- **Stated task**:
Select every line below containing the word "color".

┄┄┄┄┄┄┄┄┄┄

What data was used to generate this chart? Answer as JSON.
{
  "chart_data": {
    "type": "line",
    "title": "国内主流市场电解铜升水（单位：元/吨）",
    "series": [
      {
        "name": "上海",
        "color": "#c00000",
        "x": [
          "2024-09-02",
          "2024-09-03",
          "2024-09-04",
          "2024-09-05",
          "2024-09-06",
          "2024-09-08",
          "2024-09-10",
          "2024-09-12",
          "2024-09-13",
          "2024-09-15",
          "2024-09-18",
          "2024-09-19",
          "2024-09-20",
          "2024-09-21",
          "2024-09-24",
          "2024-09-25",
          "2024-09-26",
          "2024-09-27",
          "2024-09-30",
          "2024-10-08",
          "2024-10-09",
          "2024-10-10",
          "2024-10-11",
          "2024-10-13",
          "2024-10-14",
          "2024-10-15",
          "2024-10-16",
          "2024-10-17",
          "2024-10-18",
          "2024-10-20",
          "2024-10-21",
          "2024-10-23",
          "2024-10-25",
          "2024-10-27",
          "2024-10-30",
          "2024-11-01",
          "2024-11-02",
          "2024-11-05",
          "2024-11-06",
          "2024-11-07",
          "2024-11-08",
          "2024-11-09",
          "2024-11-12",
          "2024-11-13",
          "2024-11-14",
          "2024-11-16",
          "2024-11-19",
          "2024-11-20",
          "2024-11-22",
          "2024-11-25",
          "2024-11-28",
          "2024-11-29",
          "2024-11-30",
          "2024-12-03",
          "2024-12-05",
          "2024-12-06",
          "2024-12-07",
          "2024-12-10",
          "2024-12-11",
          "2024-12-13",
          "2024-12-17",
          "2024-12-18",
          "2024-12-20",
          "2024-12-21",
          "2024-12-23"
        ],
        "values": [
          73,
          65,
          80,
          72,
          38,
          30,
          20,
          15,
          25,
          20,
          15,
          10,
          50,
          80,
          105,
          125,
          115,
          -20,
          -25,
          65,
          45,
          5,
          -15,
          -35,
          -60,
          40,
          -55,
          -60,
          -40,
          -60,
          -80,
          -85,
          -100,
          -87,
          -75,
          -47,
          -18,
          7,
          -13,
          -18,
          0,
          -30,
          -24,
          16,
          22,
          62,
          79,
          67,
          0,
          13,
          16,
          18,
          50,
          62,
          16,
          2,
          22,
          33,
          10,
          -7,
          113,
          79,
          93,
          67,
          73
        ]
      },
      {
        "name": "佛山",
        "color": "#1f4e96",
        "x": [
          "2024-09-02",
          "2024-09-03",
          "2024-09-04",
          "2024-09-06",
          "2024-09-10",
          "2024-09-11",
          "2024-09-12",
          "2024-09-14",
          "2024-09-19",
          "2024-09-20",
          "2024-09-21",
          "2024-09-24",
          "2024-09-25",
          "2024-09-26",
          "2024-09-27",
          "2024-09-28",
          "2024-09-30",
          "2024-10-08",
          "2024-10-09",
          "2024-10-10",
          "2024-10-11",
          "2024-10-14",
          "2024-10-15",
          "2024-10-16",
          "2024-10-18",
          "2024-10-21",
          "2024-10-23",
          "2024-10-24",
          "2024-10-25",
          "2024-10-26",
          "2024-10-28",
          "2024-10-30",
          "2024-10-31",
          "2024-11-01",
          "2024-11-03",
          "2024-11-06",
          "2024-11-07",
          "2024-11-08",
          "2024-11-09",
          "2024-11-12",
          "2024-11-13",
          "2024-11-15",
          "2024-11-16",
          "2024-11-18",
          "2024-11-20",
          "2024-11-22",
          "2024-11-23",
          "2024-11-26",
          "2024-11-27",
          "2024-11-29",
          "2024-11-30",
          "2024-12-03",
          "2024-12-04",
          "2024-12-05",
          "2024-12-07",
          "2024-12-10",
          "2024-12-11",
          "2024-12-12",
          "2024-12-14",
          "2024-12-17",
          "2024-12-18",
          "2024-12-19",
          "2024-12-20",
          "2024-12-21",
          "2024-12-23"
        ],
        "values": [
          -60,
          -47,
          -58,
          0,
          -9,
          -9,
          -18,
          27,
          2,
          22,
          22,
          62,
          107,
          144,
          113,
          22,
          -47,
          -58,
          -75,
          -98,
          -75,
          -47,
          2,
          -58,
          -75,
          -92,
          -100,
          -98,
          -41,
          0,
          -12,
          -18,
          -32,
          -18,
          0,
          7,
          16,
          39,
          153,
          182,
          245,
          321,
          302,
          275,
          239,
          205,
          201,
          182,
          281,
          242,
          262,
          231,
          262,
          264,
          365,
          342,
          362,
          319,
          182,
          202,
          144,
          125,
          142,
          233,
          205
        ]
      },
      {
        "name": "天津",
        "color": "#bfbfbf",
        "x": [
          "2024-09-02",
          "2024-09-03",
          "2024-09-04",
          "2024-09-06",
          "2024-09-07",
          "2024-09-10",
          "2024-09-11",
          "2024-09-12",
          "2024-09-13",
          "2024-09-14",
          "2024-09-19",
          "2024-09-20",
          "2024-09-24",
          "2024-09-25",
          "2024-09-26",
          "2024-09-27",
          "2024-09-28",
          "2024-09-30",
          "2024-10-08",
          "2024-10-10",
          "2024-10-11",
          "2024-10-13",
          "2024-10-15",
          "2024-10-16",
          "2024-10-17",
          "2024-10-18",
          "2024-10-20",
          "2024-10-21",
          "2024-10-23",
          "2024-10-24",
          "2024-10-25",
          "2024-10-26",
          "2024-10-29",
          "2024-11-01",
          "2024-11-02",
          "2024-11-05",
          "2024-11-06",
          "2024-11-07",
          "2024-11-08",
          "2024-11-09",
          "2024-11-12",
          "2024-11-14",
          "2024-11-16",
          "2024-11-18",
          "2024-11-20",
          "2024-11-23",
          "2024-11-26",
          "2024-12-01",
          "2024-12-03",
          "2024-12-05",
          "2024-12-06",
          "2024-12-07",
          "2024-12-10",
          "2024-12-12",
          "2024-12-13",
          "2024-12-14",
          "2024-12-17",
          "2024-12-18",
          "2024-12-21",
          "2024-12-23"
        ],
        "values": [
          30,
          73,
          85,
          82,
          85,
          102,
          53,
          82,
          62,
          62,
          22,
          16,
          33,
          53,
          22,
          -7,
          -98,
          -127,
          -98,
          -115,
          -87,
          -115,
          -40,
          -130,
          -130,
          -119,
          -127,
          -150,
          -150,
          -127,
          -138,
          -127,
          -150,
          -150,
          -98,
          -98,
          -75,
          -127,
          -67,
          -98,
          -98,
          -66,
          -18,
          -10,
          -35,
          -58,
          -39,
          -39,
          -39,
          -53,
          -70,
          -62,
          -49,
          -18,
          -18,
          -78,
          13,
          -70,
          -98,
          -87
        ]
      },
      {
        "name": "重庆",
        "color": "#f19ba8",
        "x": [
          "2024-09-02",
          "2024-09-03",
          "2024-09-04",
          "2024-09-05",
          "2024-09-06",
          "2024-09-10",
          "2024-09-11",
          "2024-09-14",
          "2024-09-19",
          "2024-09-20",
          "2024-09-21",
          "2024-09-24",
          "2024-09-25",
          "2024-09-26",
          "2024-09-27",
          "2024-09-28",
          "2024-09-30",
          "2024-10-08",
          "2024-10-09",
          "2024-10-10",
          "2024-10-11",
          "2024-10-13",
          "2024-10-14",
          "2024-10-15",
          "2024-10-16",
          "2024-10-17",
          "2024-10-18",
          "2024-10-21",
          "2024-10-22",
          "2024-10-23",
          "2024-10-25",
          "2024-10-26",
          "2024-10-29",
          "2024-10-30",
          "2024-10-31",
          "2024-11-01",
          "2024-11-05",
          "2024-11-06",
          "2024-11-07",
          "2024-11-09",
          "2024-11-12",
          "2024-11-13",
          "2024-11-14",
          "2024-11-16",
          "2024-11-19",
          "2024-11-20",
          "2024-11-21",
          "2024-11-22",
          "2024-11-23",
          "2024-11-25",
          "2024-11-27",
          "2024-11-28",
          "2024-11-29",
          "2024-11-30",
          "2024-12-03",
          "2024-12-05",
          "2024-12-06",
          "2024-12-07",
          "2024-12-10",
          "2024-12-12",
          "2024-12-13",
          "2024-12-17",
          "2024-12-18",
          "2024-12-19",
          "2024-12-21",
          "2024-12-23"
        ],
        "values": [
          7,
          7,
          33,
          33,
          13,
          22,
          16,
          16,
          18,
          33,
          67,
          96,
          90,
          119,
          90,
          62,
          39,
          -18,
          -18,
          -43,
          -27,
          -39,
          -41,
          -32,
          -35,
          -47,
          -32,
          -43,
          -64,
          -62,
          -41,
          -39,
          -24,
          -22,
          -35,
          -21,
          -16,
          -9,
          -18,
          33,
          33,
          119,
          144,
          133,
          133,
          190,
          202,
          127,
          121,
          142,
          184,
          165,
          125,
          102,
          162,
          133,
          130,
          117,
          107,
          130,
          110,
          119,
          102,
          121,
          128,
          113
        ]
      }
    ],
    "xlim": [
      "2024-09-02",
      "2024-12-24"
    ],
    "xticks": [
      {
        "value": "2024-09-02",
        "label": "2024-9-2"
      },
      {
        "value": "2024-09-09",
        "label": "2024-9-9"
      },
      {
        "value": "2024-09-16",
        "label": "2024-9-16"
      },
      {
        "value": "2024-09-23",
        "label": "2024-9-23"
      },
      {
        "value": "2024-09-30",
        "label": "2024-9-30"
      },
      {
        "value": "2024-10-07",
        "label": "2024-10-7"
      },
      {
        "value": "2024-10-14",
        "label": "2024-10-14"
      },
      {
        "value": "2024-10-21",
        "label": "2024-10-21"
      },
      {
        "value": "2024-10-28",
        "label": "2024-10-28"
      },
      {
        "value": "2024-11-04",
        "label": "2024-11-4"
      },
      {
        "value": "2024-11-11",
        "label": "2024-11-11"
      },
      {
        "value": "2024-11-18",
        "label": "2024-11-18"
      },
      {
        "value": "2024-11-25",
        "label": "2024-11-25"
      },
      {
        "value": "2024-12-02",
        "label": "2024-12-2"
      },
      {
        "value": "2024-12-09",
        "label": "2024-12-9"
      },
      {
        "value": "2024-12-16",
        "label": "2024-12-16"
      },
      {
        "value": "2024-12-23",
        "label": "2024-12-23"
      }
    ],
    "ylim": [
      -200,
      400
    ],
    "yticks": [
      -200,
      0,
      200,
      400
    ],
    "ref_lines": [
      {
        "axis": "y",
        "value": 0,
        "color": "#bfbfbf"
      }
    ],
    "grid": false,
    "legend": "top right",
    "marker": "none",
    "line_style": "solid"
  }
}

┄┄┄┄┄┄┄┄┄┄

- **Answer below**:
        "color": "#c00000",
        "color": "#1f4e96",
        "color": "#bfbfbf",
        "color": "#f19ba8",
        "color": "#bfbfbf"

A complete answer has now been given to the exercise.